[Dataset items]

·····

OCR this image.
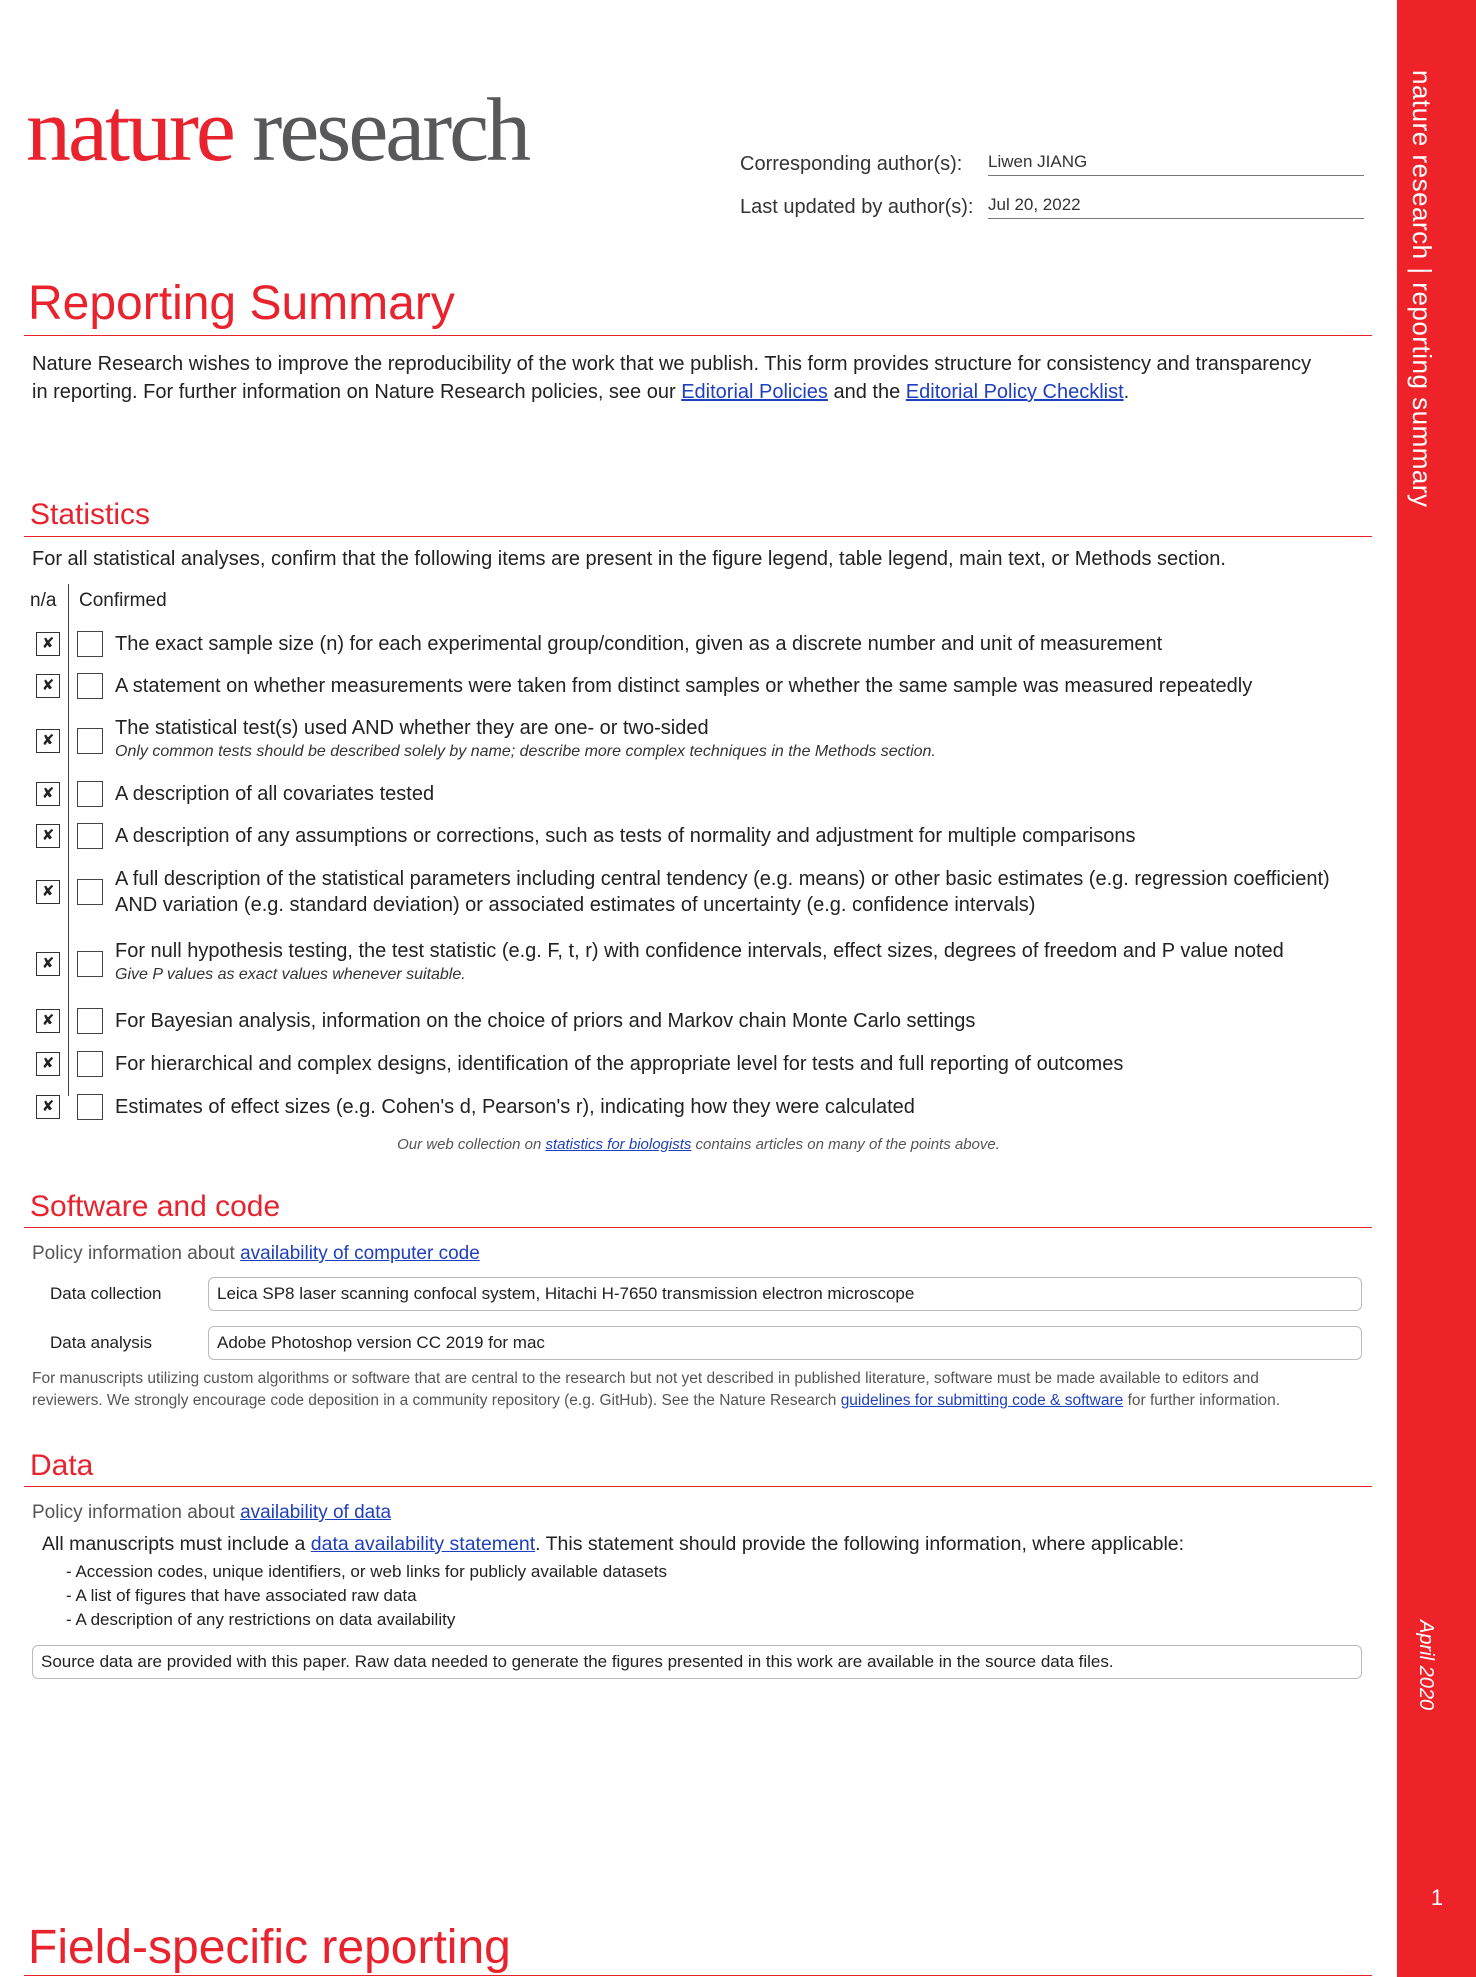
nature research | reporting summary
April 2020
1
nature research	Corresponding author(s):	Liwen JIANG
Last updated by author(s): Jul 20, 2022
Reporting Summary
Nature Research wishes to improve the reproducibility of the work that we publish. This form provides structure for consistency and transparency
in reporting. For further information on Nature Research policies, see our Editorial Policies and the Editorial Policy Checklist.
Statistics
For all statistical analyses, confirm that the following items are present in the figure legend, table legend, main text, or Methods section.
n/a Confirmed
✘	The exact sample size (n) for each experimental group/condition, given as a discrete number and unit of measurement
✘	A statement on whether measurements were taken from distinct samples or whether the same sample was measured repeatedly
✘
The statistical test(s) used AND whether they are one- or two-sided
Only common tests should be described solely by name; describe more complex techniques in the Methods section.
✘	A description of all covariates tested
✘	A description of any assumptions or corrections, such as tests of normality and adjustment for multiple comparisons
✘
A full description of the statistical parameters including central tendency (e.g. means) or other basic estimates (e.g. regression coefficient)
AND variation (e.g. standard deviation) or associated estimates of uncertainty (e.g. confidence intervals)
✘
For null hypothesis testing, the test statistic (e.g. F, t, r) with confidence intervals, effect sizes, degrees of freedom and P value noted
Give P values as exact values whenever suitable.
✘	For Bayesian analysis, information on the choice of priors and Markov chain Monte Carlo settings
✘	For hierarchical and complex designs, identification of the appropriate level for tests and full reporting of outcomes
✘	Estimates of effect sizes (e.g. Cohen's d, Pearson's r), indicating how they were calculated
Our web collection on statistics for biologists contains articles on many of the points above.
Software and code
Policy information about availability of computer code
Data collection	Leica SP8 laser scanning confocal system, Hitachi H-7650 transmission electron microscope
Data analysis	Adobe Photoshop version CC 2019 for mac
For manuscripts utilizing custom algorithms or software that are central to the research but not yet described in published literature, software must be made available to editors and
reviewers. We strongly encourage code deposition in a community repository (e.g. GitHub). See the Nature Research guidelines for submitting code & software for further information.
Data
Policy information about availability of data
All manuscripts must include a data availability statement. This statement should provide the following information, where applicable:
- Accession codes, unique identifiers, or web links for publicly available datasets
- A list of figures that have associated raw data
- A description of any restrictions on data availability
Source data are provided with this paper. Raw data needed to generate the figures presented in this work are available in the source data files.
Field-specific reporting
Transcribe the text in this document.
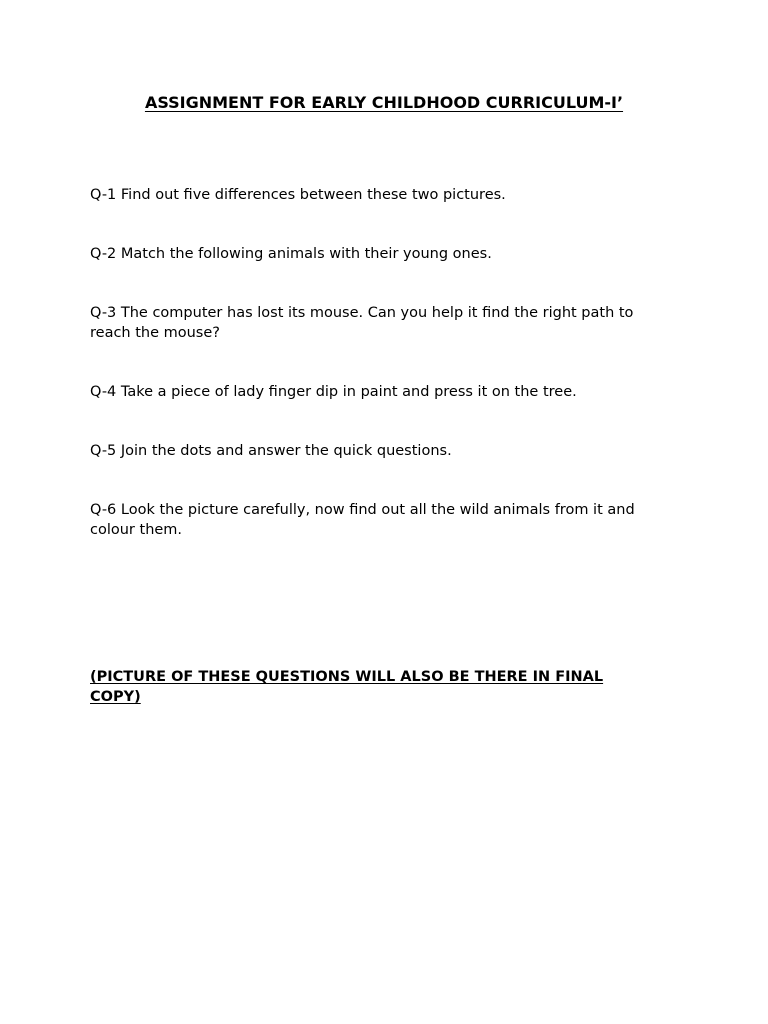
ASSIGNMENT FOR EARLY CHILDHOOD CURRICULUM-I’
Q-1 Find out five differences between these two pictures.
Q-2 Match the following animals with their young ones.
Q-3 The computer has lost its mouse. Can you help it find the right path to reach the mouse?
Q-4 Take a piece of lady finger dip in paint and press it on the tree.
Q-5 Join the dots and answer the quick questions.
Q-6 Look the picture carefully, now find out all the wild animals from it and colour them.

(PICTURE OF THESE QUESTIONS WILL ALSO BE THERE IN FINAL COPY)
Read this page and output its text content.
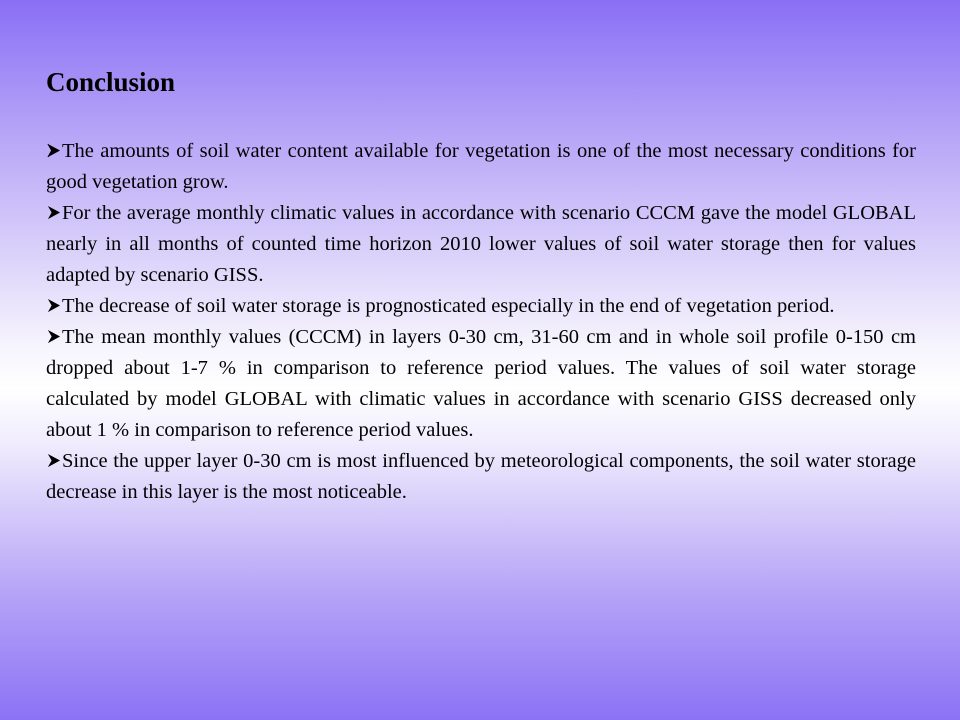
Conclusion
The amounts of soil water content available for vegetation is one of the most necessary conditions for good vegetation grow.
For the average monthly climatic values in accordance with scenario CCCM gave the model GLOBAL nearly in all months of counted time horizon 2010 lower values of soil water storage then for values adapted by scenario GISS.
The decrease of soil water storage is prognosticated especially in the end of vegetation period.
The mean monthly values (CCCM) in layers 0-30 cm, 31-60 cm and in whole soil profile 0-150 cm dropped about 1-7 % in comparison to reference period values. The values of soil water storage calculated by model GLOBAL with climatic values in accordance with scenario GISS decreased only about 1 % in comparison to reference period values.
Since the upper layer 0-30 cm is most influenced by meteorological components, the soil water storage decrease in this layer is the most noticeable.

·····

What is expected:
Review the material and copy each line in which the word "described" appears.

Response to the exercise:
Only common tests should be described solely by name; describe more complex techniques in the Methods section.
For manuscripts utilizing custom algorithms or software that are central to the research but not yet described in published literature, software must be made available to editors and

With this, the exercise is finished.